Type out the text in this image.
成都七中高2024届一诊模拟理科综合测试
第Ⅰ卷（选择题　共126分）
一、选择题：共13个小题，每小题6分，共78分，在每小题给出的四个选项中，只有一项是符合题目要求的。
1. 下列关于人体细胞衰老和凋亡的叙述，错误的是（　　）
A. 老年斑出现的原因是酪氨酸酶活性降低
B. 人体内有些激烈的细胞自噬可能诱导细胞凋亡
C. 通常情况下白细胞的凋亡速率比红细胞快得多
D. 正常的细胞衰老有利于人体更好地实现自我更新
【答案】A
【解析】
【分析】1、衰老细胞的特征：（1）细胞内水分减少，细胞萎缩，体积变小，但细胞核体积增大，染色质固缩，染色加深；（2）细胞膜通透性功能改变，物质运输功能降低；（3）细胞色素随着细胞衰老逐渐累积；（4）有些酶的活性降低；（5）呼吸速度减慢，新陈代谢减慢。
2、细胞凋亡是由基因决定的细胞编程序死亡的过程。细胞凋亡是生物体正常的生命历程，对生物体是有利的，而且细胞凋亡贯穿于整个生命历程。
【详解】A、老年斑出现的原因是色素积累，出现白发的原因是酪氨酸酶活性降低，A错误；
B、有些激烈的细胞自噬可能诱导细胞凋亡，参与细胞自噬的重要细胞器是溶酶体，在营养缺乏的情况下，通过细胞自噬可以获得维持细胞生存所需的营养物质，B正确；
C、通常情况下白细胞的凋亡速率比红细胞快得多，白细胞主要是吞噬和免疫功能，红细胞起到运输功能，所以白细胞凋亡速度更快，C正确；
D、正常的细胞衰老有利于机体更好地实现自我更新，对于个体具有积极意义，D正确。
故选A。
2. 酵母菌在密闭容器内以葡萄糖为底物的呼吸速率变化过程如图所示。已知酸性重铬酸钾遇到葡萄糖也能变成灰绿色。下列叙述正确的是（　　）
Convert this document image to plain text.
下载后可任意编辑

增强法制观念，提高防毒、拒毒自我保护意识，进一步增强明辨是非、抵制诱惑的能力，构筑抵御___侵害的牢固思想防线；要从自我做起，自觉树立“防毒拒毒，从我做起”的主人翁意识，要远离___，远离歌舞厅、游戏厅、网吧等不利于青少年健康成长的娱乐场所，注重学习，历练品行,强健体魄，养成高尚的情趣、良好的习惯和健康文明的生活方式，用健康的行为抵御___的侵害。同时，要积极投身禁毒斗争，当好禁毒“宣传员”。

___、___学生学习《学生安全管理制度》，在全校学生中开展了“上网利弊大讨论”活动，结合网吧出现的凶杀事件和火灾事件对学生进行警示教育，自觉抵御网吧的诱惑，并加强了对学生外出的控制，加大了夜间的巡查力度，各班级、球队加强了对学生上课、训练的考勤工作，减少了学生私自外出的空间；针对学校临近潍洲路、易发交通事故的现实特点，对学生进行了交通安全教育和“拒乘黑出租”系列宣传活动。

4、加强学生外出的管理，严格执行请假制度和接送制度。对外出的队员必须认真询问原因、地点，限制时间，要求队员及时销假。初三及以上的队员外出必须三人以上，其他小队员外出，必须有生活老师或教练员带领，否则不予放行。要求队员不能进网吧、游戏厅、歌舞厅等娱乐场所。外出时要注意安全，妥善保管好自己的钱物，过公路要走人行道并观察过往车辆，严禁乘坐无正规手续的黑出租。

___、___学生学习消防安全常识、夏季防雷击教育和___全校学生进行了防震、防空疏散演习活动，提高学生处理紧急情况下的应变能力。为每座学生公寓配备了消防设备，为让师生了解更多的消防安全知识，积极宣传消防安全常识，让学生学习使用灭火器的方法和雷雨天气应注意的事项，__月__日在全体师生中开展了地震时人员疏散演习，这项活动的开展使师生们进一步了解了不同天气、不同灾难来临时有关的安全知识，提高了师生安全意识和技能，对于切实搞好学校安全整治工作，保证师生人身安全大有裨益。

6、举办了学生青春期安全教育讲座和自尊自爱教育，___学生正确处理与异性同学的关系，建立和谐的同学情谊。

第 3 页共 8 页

----------

Task objective — Which lines in the listing above hold the word "this"? Show each of them.

Result —
Type out the text in this image.
Convert this document image to plain text.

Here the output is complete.